> _Task statement_
Identify the lines that contain the word "TOOL", then copy them.

> _The data_
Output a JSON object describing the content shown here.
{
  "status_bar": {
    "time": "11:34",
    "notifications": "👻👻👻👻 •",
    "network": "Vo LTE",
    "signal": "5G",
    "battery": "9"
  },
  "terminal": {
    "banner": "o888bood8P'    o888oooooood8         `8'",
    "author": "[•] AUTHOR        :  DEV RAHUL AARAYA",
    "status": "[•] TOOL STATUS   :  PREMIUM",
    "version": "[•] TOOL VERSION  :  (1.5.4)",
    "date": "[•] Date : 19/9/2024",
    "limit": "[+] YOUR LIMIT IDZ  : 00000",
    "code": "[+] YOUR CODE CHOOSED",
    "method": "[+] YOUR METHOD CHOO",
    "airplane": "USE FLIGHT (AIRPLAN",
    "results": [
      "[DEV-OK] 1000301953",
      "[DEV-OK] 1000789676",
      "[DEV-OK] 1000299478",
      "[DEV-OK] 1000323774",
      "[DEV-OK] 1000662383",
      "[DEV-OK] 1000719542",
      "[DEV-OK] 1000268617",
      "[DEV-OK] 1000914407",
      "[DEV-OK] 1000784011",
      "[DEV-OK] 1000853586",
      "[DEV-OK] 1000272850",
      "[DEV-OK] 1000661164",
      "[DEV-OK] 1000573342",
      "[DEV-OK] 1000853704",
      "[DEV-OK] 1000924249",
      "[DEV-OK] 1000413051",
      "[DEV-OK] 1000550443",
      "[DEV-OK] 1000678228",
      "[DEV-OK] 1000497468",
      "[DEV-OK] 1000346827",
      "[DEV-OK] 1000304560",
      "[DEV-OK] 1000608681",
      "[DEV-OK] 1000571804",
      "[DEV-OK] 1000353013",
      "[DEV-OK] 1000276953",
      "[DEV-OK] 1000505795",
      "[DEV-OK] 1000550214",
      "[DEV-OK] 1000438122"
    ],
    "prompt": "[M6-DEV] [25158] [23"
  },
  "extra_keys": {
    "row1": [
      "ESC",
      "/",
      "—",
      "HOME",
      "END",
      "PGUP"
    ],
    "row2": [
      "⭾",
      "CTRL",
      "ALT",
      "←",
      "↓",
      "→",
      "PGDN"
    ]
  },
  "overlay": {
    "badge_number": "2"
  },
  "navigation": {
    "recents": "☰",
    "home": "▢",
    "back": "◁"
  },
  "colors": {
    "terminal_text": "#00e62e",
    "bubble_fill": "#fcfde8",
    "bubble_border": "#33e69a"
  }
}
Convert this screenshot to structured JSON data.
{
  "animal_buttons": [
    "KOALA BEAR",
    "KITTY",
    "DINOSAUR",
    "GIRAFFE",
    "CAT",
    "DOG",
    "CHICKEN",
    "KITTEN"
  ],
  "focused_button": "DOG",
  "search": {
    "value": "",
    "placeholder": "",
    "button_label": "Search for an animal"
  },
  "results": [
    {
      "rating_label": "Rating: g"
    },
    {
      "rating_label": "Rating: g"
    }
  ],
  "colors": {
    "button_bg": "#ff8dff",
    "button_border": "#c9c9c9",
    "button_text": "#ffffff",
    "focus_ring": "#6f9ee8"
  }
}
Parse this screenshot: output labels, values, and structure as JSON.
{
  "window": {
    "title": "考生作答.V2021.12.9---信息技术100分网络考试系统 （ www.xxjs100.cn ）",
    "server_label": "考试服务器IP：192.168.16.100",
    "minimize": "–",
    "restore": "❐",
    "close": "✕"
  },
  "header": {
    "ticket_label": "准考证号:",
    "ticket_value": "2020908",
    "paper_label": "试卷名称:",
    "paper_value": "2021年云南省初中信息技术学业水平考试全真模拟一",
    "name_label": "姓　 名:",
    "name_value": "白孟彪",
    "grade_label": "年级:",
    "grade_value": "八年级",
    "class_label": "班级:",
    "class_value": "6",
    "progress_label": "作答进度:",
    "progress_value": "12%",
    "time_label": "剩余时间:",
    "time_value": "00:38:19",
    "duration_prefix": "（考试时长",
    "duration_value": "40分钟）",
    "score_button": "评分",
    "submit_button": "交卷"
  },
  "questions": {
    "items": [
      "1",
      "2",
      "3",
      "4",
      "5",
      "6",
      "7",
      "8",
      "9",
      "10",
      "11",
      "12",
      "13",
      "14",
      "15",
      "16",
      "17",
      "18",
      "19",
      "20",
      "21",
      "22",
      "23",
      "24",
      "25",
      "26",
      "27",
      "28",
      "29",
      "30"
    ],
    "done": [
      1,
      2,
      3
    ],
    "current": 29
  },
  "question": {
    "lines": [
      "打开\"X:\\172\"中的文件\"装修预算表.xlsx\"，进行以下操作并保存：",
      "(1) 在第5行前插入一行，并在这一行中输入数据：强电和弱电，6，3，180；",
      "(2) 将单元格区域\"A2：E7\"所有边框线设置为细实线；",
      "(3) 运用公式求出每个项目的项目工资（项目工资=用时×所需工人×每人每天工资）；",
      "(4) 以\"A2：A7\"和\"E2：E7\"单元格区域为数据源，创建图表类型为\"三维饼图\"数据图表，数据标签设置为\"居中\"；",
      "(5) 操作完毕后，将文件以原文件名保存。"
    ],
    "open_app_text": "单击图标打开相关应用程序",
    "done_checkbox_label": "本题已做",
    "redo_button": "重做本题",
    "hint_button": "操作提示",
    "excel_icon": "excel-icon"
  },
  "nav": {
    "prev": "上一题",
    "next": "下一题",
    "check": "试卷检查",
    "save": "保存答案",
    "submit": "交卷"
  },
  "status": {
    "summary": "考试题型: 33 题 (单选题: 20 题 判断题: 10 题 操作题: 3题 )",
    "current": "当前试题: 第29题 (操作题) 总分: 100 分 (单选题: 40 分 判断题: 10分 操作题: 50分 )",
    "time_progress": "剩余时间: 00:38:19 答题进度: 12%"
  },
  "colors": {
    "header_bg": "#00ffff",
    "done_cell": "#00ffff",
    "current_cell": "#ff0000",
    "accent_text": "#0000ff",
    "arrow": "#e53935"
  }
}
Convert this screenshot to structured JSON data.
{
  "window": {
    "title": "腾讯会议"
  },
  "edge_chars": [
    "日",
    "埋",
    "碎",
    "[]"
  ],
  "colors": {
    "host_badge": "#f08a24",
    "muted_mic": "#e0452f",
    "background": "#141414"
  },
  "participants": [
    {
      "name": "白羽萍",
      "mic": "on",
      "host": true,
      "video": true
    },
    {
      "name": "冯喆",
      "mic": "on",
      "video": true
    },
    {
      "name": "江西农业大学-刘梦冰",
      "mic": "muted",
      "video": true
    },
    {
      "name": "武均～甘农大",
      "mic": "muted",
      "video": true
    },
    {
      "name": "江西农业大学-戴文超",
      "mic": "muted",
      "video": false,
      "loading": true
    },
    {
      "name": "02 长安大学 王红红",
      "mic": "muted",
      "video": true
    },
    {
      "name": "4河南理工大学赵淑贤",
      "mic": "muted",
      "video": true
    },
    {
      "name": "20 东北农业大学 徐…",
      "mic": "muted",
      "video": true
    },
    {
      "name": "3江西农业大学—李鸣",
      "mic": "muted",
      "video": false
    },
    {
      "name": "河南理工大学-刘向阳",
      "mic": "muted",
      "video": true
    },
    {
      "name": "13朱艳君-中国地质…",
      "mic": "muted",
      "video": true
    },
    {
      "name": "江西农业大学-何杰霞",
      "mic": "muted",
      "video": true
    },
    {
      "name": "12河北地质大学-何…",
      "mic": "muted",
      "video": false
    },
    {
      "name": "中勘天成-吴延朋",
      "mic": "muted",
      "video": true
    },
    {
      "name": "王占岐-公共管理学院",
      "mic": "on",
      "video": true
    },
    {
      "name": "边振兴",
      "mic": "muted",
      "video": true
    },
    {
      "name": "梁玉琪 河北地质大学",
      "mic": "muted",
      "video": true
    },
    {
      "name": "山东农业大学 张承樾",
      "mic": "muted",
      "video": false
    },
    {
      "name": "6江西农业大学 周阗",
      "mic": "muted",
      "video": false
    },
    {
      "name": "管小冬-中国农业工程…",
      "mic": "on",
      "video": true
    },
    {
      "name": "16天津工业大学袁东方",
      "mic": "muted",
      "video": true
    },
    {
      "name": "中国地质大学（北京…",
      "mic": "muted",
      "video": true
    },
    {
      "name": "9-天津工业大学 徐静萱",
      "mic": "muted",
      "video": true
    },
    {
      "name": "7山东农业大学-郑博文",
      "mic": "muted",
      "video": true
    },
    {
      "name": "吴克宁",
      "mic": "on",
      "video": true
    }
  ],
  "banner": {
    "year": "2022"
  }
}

> _Output for this exercise_
    "status": "[•] TOOL STATUS   :  PREMIUM",
    "version": "[•] TOOL VERSION  :  (1.5.4)",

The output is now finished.